→ **Problem to solve**
Tally each line where the word "JSON" occurs, then give only the total.

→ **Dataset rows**
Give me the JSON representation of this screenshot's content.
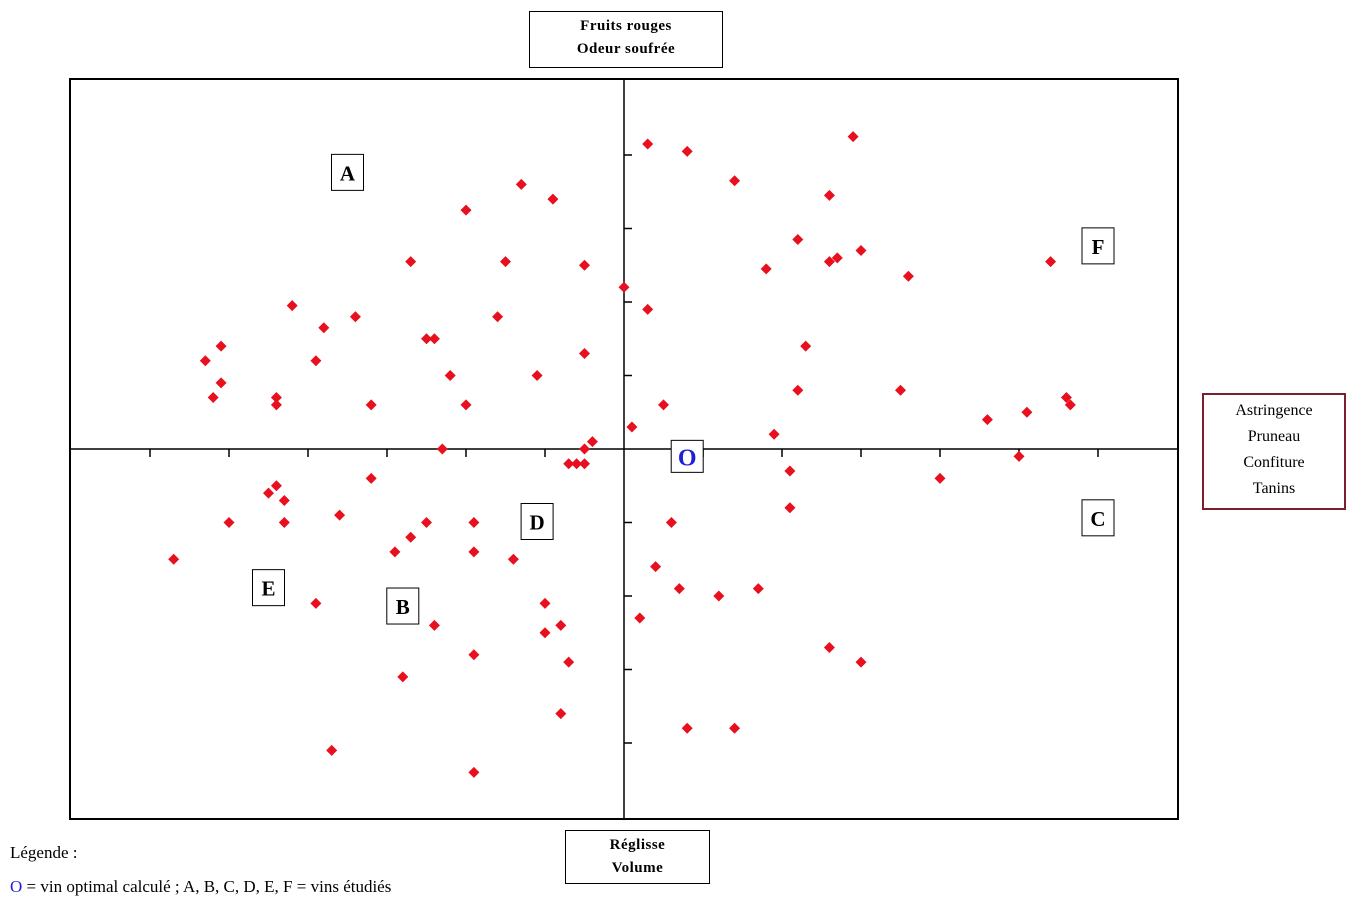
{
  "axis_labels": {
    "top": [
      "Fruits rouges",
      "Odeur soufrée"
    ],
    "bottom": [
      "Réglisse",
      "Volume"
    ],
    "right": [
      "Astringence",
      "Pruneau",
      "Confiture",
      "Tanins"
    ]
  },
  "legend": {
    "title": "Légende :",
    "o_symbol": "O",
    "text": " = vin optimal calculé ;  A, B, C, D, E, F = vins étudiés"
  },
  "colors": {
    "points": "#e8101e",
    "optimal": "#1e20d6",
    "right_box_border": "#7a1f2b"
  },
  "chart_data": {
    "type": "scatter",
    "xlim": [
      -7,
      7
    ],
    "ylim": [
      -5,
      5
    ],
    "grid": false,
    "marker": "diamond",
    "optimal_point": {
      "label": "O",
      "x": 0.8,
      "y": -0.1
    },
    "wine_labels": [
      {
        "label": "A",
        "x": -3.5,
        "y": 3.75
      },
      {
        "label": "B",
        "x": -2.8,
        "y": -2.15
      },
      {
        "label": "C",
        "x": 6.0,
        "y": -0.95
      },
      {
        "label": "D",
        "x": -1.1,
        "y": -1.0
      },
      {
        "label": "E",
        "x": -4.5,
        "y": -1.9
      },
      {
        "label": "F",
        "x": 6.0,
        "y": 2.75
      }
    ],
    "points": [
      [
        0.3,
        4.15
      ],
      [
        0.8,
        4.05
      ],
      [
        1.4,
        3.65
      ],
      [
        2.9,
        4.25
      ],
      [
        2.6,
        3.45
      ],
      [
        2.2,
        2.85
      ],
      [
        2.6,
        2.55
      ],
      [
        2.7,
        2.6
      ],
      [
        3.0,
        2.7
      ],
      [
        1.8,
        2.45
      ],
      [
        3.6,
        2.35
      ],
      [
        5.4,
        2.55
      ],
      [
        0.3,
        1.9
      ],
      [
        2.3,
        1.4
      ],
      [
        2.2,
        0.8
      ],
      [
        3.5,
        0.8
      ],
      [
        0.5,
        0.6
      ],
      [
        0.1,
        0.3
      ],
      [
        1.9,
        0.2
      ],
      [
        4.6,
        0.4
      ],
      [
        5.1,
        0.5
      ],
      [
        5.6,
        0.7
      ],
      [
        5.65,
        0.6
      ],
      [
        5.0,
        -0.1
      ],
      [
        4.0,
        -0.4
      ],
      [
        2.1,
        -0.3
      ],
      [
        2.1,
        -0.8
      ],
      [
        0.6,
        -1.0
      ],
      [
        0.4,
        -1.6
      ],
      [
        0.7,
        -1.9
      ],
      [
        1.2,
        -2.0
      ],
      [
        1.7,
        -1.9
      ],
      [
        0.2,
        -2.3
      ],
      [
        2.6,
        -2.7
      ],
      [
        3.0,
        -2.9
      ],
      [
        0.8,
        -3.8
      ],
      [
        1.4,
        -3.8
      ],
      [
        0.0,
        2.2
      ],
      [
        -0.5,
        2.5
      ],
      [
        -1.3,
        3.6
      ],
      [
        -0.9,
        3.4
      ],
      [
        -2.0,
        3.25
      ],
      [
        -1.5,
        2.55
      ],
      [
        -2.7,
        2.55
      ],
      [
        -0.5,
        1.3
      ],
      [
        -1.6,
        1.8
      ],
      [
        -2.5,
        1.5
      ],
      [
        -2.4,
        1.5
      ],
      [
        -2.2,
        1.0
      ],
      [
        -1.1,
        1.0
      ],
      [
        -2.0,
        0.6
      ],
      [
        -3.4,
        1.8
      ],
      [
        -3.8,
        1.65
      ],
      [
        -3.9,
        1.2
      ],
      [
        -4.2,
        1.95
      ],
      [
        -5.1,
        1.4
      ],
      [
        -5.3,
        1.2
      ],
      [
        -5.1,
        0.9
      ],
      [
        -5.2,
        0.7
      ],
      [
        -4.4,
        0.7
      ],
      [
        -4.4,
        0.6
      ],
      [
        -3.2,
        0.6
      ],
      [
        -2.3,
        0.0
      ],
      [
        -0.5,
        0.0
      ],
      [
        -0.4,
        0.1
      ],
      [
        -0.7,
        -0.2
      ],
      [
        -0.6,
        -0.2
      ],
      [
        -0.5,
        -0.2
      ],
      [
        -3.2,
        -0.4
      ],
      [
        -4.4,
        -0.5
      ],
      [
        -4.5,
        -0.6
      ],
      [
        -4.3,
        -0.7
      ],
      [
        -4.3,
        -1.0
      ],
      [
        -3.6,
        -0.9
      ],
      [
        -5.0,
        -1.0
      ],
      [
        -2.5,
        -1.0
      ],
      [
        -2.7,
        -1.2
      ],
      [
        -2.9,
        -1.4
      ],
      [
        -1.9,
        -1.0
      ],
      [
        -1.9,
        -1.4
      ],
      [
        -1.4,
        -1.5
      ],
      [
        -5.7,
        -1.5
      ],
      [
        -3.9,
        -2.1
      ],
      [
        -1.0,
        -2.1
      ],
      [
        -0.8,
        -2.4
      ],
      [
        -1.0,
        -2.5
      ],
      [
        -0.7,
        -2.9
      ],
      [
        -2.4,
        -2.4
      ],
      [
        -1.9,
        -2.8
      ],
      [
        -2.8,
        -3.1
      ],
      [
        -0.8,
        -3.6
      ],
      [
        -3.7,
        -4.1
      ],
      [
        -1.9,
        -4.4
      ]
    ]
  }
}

---

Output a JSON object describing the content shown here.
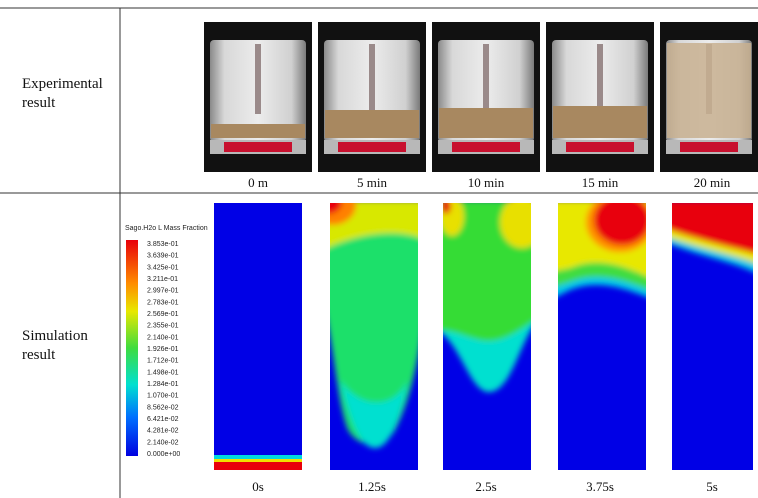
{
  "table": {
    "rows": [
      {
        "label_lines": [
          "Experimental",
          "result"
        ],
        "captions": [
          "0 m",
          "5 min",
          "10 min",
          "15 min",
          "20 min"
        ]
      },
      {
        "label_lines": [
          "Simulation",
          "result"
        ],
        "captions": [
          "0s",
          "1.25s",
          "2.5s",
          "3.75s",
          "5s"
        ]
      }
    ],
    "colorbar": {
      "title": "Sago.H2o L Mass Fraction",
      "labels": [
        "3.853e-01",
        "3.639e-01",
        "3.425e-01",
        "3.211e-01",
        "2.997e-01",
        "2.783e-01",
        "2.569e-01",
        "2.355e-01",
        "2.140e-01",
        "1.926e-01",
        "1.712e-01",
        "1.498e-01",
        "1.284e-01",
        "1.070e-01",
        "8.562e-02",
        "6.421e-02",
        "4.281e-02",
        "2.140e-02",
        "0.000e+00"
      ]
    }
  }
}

→ **Expected answer**
2